— BEGIN Raw records —

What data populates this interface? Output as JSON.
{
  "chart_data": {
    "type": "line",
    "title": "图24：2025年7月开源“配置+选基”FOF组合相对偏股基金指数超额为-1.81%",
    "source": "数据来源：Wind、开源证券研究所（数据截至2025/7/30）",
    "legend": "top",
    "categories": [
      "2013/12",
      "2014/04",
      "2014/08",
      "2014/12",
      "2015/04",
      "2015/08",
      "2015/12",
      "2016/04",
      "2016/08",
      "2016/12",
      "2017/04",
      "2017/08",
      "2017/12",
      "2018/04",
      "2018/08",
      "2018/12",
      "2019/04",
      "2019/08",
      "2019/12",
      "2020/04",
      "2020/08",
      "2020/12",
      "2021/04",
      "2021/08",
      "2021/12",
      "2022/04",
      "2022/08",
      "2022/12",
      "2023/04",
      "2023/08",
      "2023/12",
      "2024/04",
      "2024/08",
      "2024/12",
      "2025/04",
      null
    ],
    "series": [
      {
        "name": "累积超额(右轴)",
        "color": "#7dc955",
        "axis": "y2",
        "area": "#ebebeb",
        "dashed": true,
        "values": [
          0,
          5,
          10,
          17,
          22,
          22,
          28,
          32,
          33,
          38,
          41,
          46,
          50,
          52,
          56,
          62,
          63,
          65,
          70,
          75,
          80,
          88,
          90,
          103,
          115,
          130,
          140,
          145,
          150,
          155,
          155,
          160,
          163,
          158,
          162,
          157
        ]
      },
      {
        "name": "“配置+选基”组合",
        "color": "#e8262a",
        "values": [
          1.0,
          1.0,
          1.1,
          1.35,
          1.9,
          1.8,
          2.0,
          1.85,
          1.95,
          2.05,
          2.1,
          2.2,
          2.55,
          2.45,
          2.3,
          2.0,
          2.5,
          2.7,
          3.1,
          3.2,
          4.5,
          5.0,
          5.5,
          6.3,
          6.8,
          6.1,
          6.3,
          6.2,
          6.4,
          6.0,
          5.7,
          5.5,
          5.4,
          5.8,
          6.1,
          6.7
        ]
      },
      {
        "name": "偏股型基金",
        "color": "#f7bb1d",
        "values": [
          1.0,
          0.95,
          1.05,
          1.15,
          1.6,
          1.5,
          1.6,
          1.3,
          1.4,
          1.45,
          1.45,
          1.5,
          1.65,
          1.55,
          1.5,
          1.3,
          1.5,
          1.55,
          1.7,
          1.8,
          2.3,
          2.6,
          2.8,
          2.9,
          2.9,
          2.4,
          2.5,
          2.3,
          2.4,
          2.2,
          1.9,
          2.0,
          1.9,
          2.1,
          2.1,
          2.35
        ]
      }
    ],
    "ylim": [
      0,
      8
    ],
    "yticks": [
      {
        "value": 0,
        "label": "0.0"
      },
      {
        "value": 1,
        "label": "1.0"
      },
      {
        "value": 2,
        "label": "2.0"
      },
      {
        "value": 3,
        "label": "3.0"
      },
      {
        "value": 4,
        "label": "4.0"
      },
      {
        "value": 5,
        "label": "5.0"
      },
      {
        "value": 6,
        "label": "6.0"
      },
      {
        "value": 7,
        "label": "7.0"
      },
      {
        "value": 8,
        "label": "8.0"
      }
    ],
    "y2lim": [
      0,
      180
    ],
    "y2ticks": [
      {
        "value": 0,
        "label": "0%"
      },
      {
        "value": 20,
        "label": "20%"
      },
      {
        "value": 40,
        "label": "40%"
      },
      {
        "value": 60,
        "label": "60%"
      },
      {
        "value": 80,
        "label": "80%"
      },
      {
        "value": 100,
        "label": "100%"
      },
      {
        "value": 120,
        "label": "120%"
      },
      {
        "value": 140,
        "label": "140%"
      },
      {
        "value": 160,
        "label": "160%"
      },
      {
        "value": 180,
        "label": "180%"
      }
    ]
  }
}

— END Raw records —

What is the number of lines in the listing that include the word "color"? Give that number and nothing else.

3